Quote the full listing word for word.

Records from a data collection

--------------------------------

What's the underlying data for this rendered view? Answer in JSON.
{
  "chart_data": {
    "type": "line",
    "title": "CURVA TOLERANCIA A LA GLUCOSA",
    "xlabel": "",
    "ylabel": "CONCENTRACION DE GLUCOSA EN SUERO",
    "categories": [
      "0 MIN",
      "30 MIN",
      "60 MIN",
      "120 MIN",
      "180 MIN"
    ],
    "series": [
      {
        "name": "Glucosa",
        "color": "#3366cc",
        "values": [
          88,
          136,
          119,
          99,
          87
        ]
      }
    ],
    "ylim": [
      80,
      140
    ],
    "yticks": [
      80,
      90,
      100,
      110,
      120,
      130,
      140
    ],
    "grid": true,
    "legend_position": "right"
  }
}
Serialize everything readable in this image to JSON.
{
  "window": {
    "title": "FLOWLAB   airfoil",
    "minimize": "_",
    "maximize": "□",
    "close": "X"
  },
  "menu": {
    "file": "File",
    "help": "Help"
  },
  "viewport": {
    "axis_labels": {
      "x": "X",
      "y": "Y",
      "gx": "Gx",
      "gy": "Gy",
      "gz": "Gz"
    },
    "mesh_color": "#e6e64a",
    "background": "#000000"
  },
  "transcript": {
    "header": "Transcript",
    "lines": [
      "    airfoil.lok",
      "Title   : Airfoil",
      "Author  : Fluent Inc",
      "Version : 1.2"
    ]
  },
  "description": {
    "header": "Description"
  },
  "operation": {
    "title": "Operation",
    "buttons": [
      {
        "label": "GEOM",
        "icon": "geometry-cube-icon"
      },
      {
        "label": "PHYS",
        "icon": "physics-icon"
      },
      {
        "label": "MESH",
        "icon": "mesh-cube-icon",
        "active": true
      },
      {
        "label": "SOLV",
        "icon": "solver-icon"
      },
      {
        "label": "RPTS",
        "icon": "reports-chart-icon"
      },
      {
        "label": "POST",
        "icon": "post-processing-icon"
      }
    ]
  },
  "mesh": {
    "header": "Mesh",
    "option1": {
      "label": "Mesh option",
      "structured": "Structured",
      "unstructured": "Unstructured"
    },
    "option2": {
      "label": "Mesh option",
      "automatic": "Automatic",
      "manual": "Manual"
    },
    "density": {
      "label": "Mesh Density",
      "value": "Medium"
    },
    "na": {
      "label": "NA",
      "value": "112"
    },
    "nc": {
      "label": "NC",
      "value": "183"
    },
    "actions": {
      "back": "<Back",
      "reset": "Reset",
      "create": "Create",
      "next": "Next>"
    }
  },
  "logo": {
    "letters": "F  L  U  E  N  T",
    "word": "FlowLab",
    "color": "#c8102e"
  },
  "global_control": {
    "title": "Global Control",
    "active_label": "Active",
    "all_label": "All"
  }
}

--------------------------------

*Solution*:
What's the underlying data for this rendered view? Answer in JSON.
{
  "chart_data": {
    "type": "line",
    "title": "CURVA TOLERANCIA A LA GLUCOSA",
    "xlabel": "",
    "ylabel": "CONCENTRACION DE GLUCOSA EN SUERO",
    "categories": [
      "0 MIN",
      "30 MIN",
      "60 MIN",
      "120 MIN",
      "180 MIN"
    ],
    "series": [
      {
        "name": "Glucosa",
        "color": "#3366cc",
        "values": [
          88,
          136,
          119,
          99,
          87
        ]
      }
    ],
    "ylim": [
      80,
      140
    ],
    "yticks": [
      80,
      90,
      100,
      110,
      120,
      130,
      140
    ],
    "grid": true,
    "legend_position": "right"
  }
}
Serialize everything readable in this image to JSON.
{
  "window": {
    "title": "FLOWLAB   airfoil",
    "minimize": "_",
    "maximize": "□",
    "close": "X"
  },
  "menu": {
    "file": "File",
    "help": "Help"
  },
  "viewport": {
    "axis_labels": {
      "x": "X",
      "y": "Y",
      "gx": "Gx",
      "gy": "Gy",
      "gz": "Gz"
    },
    "mesh_color": "#e6e64a",
    "background": "#000000"
  },
  "transcript": {
    "header": "Transcript",
    "lines": [
      "    airfoil.lok",
      "Title   : Airfoil",
      "Author  : Fluent Inc",
      "Version : 1.2"
    ]
  },
  "description": {
    "header": "Description"
  },
  "operation": {
    "title": "Operation",
    "buttons": [
      {
        "label": "GEOM",
        "icon": "geometry-cube-icon"
      },
      {
        "label": "PHYS",
        "icon": "physics-icon"
      },
      {
        "label": "MESH",
        "icon": "mesh-cube-icon",
        "active": true
      },
      {
        "label": "SOLV",
        "icon": "solver-icon"
      },
      {
        "label": "RPTS",
        "icon": "reports-chart-icon"
      },
      {
        "label": "POST",
        "icon": "post-processing-icon"
      }
    ]
  },
  "mesh": {
    "header": "Mesh",
    "option1": {
      "label": "Mesh option",
      "structured": "Structured",
      "unstructured": "Unstructured"
    },
    "option2": {
      "label": "Mesh option",
      "automatic": "Automatic",
      "manual": "Manual"
    },
    "density": {
      "label": "Mesh Density",
      "value": "Medium"
    },
    "na": {
      "label": "NA",
      "value": "112"
    },
    "nc": {
      "label": "NC",
      "value": "183"
    },
    "actions": {
      "back": "<Back",
      "reset": "Reset",
      "create": "Create",
      "next": "Next>"
    }
  },
  "logo": {
    "letters": "F  L  U  E  N  T",
    "word": "FlowLab",
    "color": "#c8102e"
  },
  "global_control": {
    "title": "Global Control",
    "active_label": "Active",
    "all_label": "All"
  }
}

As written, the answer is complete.